## Problems and tasks
A. Answer these from the text on moving a TSM server from tape to Data Domain:
(i) What business process is given as an example of the better processes a fixed TSM can enable?
(ii) For other backup applications that perform periodic fulls, what does the move to Data Domain amount to?
(iii) What does TSM not do for many clients?
B. Write the next few paragraphs of the text on moving a TSM server from tape to Data Domain, starting after its closing question.

## Study text
----------------------------------------

Once you have decided that your traditional tape infrastructure is not serving your business needs for backup and recovery particularly well, and that your TSM infrastructure requires some updating, what's next? As I discussed last time out, having the ability to "fix" TSM by dramatically improving the daily schedule, free up TSM server cycles, and enable better business processes—like disaster recovery testing—is a big win.
But change doesn't always come easily.
And particularly change in the form of moving from tape to Data Domain with a TSM server can appear to be a confusing process. After all, for other backup applications that perform periodic fulls, it is "just" a matter of pointing the backup at a new target device, and letting the Data Domain system work its magic. This is almost entirely transparent to the administrator and backup application, and the fact that it is so easy is one of the big virtues of the Data Domain approach.
However TSM doesn't do full backups for many clients, and tapes don't expire in quite the same orderly fashion as they do for other backup applications. (Huge understatement actually. Hopefully no TSM administrators were drinking coffee as they read this as they would likely be trying to get it out of their nose or off their keyboard right now!)
So how do you move, and what is involved?

----------------------------------------

(Document layout analysis data)
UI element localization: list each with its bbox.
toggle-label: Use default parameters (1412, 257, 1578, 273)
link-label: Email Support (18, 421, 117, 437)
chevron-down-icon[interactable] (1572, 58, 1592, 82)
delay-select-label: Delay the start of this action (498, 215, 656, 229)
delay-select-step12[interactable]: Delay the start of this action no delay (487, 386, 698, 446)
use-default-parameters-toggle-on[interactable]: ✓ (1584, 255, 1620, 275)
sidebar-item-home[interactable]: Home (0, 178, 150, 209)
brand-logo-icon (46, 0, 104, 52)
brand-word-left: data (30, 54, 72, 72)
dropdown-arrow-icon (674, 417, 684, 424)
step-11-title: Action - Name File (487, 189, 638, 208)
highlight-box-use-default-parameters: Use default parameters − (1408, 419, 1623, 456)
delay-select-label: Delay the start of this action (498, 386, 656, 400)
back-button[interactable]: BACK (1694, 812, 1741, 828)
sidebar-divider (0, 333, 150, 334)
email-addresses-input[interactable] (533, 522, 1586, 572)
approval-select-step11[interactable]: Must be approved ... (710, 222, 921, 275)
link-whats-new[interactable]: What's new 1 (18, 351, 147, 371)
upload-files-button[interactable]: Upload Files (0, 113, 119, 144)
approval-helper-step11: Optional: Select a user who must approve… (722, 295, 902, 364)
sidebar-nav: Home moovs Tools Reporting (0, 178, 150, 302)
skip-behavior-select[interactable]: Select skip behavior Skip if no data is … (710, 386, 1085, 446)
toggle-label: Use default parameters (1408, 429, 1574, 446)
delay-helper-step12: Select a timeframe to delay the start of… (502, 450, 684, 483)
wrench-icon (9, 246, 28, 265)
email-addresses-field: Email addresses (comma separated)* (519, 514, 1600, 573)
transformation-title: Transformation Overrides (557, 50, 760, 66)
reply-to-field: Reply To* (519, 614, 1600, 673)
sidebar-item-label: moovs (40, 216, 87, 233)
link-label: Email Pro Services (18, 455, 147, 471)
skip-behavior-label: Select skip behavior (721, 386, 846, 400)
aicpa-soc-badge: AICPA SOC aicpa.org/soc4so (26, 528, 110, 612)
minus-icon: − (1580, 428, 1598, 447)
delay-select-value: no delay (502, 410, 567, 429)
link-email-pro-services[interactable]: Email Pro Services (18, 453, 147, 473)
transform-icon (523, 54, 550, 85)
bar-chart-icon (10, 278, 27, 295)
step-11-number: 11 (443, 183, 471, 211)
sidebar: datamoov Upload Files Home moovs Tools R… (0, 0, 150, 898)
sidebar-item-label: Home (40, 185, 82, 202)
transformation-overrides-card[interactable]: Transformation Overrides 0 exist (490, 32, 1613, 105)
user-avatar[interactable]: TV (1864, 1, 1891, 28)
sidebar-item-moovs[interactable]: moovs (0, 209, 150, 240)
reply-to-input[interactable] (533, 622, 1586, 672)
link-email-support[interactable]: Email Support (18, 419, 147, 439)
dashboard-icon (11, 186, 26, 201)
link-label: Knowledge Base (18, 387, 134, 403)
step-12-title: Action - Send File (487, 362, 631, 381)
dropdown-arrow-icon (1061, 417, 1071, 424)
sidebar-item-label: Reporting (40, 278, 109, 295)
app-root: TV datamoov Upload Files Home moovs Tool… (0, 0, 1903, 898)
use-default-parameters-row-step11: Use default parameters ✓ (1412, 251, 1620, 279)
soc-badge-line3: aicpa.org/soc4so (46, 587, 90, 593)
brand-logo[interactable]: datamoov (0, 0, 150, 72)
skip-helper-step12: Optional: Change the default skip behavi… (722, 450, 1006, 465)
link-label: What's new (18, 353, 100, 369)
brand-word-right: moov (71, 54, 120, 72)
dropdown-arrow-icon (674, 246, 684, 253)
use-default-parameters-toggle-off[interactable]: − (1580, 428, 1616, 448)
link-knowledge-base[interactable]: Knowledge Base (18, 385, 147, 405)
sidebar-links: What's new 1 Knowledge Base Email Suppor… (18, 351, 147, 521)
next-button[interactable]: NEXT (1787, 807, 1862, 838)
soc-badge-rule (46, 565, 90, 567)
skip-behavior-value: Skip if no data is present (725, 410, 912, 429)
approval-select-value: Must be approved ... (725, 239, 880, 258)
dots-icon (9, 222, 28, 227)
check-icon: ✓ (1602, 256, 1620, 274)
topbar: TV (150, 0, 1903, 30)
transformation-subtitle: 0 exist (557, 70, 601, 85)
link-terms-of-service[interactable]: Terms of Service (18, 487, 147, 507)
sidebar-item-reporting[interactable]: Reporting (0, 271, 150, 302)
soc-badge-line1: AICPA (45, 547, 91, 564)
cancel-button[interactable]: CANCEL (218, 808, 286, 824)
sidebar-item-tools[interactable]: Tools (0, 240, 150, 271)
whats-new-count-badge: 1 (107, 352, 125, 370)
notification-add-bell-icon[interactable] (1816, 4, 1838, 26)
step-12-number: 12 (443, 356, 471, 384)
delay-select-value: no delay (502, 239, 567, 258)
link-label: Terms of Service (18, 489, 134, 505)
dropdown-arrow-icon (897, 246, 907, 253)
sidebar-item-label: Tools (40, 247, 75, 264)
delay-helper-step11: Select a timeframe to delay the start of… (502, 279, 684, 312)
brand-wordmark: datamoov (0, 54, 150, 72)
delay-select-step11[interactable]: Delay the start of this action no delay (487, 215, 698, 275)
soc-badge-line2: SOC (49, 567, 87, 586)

----------------------------------------

## Responses to the exercise
A.
(i) Disaster recovery testing.
(ii) Pointing the backup at a new target device and letting the Data Domain system work its magic.
(iii) Full backups.

B.
There are lots of ways to move to a new media pool in TSM, and few of them are outright bad. There is lots of flexibility, so I don't want to present this method as the only one. But my preference is to use a process called "reclaim storage pool". Essentially, this is a process that reclaims the entire contents of a storage pool by moving all valid retained objects to a new storage pool.
So, for the duration of the migration from tape to Data Domain, you will have two principal on-site storage pools (excepting perhaps your disk pool which is the initial backup target). One will be the old tape pool, the other a new Data Domain pool (which could be either virtual tape via a VTL or a sequential disk pool over NFS). Before the reclamation begins, the Data Domain will become the new primary on-site storage pool. All backups will end up here, either directly, if they come from a LAN-Free client, or via migration, if they go to a disk pool first. All new incremental backup data for all clients will go here. Existing retained data will still be sitting in the tape pool.
My preference is to let this run for a week to two weeks to begin to capture the most recent active data, and let a portion of the data on tape expire. Every little bit helps.
Then we begin the reclaim process on the (old) tape storage pool. Reclaiming across storage pool works exactly like reclaiming within a storage pool—except that the valid retained objects will be moved to the new pool. That is, they will end up on Data Domain rather than just another tape. The advantages of using this process are several:
- You can interrupt it at any time or cancel it at the console with absolutely no impact (it can be resumed after an interruption without having to start over).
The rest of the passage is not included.